# Written problem
Tally the lines of the listing that contain the string "Fliegeralarm". Give the number and nothing else.

# Working data
- - -

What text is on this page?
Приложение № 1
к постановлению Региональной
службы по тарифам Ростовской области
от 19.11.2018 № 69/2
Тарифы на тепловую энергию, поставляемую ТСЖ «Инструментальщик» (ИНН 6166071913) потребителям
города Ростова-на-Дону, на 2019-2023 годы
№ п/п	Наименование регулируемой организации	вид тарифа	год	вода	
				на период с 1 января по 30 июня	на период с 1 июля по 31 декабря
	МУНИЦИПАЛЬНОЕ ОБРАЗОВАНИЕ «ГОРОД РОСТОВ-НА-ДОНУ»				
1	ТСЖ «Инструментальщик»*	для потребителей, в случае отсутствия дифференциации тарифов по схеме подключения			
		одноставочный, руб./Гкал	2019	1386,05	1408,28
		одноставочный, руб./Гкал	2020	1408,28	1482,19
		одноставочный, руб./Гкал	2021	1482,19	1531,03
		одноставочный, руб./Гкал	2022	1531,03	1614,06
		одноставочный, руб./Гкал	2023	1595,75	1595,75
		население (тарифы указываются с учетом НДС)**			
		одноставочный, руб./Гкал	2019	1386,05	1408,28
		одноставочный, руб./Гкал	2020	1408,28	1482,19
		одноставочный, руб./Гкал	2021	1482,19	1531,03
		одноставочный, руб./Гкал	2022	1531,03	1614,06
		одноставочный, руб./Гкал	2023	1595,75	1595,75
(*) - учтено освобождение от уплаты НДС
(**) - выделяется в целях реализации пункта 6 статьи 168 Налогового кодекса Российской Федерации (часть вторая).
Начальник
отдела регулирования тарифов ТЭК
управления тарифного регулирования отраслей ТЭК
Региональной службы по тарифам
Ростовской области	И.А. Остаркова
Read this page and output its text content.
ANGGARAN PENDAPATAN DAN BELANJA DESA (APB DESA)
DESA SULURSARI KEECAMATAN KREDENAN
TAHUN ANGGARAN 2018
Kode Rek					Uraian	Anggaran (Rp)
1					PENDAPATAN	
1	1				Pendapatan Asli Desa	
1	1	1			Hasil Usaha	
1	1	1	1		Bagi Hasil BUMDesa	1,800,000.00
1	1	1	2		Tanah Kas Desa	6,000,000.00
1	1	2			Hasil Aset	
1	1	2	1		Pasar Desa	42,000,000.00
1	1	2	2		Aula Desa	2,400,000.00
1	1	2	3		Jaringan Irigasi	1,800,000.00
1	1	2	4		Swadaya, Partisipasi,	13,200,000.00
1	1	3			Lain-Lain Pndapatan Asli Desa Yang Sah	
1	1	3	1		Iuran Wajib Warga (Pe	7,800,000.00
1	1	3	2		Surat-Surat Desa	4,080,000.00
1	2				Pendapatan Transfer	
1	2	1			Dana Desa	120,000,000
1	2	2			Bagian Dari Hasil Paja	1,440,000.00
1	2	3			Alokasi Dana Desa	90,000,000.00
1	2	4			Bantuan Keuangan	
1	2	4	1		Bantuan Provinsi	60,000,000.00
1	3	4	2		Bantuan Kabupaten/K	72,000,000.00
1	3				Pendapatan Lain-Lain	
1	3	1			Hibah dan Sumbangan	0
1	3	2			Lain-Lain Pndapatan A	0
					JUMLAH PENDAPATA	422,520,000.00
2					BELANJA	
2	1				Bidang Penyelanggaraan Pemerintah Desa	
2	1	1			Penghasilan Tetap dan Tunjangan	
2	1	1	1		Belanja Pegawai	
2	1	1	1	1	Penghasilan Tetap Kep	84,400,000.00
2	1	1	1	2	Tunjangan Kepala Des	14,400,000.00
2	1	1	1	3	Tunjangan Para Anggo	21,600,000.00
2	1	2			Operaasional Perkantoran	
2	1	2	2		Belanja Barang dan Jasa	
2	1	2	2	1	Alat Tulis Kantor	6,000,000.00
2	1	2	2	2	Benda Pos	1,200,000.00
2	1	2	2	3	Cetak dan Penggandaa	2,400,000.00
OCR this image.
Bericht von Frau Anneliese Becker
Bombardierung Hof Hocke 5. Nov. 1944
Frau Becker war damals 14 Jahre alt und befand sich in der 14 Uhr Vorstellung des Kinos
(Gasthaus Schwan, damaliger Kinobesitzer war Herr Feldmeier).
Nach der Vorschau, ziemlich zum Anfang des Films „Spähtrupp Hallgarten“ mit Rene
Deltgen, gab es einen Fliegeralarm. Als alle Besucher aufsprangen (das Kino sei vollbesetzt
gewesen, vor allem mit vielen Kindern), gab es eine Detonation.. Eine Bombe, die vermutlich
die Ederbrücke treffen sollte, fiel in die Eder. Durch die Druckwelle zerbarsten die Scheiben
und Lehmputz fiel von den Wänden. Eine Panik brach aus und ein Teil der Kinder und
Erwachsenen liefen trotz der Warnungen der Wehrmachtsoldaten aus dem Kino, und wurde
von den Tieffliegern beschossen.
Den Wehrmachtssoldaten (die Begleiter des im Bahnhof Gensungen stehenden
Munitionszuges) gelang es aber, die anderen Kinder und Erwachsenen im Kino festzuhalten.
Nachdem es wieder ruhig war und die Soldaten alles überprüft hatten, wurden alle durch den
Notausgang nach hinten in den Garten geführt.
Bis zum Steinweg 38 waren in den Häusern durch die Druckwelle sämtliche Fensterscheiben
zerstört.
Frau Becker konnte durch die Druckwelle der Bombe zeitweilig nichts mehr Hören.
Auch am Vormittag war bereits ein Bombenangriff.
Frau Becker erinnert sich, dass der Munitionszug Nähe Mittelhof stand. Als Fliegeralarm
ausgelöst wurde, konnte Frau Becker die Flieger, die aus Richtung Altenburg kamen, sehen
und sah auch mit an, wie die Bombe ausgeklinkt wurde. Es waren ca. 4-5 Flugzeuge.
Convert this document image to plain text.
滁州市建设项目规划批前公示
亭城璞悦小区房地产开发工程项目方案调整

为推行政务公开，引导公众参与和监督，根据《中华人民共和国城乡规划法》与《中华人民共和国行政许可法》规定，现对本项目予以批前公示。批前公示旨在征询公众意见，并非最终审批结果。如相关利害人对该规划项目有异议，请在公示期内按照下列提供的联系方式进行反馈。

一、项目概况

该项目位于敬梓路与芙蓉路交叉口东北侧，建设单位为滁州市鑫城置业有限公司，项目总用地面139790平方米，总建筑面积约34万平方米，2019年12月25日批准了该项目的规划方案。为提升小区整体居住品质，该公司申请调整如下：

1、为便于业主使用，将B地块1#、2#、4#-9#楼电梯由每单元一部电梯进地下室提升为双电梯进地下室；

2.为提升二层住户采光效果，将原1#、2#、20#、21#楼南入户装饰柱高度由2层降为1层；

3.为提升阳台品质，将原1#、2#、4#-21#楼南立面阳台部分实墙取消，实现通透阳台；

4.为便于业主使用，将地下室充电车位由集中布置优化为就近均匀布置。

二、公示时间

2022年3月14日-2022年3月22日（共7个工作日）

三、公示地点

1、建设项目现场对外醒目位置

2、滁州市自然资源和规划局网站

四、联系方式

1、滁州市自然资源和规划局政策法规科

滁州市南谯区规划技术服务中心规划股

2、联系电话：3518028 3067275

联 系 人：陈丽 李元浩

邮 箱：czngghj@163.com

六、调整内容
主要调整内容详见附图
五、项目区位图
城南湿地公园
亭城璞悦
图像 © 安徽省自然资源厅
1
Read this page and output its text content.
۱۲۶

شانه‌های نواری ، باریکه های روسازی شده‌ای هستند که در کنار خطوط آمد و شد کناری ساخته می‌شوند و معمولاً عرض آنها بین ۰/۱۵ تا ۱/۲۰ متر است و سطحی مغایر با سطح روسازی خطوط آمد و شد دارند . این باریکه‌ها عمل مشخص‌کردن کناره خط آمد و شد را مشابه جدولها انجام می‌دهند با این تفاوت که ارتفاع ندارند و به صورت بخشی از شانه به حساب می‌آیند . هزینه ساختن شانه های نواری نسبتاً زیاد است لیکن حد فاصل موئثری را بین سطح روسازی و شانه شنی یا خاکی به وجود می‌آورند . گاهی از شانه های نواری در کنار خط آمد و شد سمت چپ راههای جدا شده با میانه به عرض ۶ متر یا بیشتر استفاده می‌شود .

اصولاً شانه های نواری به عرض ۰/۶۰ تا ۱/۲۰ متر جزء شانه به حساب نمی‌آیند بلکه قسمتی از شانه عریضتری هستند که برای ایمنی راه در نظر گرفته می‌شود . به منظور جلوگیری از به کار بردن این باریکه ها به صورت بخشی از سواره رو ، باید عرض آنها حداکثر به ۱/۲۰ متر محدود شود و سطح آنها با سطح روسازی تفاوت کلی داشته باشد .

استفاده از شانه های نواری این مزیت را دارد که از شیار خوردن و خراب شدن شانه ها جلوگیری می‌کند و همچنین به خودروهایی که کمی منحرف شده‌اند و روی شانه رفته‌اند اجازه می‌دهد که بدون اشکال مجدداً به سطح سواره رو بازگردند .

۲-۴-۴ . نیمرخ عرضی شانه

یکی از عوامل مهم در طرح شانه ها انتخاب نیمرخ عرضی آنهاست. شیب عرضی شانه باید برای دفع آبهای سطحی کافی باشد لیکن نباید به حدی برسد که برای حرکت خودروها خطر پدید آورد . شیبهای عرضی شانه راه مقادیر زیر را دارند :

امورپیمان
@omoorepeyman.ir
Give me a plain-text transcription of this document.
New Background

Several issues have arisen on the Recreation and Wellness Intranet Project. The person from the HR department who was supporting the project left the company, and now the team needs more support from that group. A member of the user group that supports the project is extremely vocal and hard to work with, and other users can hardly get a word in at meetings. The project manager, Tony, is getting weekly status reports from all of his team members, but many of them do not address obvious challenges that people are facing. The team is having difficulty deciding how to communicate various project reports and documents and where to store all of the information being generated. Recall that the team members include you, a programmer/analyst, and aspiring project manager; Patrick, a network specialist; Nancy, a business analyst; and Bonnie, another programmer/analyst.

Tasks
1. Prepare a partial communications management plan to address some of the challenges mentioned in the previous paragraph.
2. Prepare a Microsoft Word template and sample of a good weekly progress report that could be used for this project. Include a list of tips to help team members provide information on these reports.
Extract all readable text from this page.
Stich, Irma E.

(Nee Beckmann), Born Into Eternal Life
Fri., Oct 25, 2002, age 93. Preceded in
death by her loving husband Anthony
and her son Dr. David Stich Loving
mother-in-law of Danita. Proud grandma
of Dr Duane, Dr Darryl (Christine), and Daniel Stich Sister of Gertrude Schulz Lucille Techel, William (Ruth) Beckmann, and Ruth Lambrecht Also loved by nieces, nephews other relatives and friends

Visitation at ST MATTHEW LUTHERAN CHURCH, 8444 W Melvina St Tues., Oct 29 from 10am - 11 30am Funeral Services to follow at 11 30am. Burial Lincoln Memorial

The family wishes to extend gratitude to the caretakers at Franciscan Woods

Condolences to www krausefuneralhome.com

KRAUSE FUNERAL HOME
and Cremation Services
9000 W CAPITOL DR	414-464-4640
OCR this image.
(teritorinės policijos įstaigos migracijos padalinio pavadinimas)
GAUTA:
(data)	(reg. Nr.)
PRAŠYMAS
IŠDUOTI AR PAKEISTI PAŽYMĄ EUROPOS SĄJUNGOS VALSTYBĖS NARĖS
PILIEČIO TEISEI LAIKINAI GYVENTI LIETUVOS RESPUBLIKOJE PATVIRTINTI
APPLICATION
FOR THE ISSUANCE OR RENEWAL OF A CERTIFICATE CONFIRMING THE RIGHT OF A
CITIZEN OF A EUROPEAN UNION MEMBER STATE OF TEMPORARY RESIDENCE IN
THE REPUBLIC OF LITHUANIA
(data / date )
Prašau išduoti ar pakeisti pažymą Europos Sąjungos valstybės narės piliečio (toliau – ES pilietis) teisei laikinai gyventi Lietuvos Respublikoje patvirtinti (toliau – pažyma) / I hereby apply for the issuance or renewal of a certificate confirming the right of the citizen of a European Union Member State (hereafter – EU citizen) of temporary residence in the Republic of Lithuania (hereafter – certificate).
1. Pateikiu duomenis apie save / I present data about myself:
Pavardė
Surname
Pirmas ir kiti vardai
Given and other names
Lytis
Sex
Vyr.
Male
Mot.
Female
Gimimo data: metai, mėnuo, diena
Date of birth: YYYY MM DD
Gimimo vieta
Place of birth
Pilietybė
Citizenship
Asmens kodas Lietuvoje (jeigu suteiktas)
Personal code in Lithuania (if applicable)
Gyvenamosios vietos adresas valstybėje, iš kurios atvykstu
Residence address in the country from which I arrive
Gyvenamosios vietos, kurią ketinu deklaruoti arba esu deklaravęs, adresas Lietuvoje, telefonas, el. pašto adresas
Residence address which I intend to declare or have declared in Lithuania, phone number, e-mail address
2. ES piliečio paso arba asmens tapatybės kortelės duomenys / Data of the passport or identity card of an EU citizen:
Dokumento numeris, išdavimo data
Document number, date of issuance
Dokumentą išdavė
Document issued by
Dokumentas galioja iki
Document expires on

- - -

# Answer to this problem
2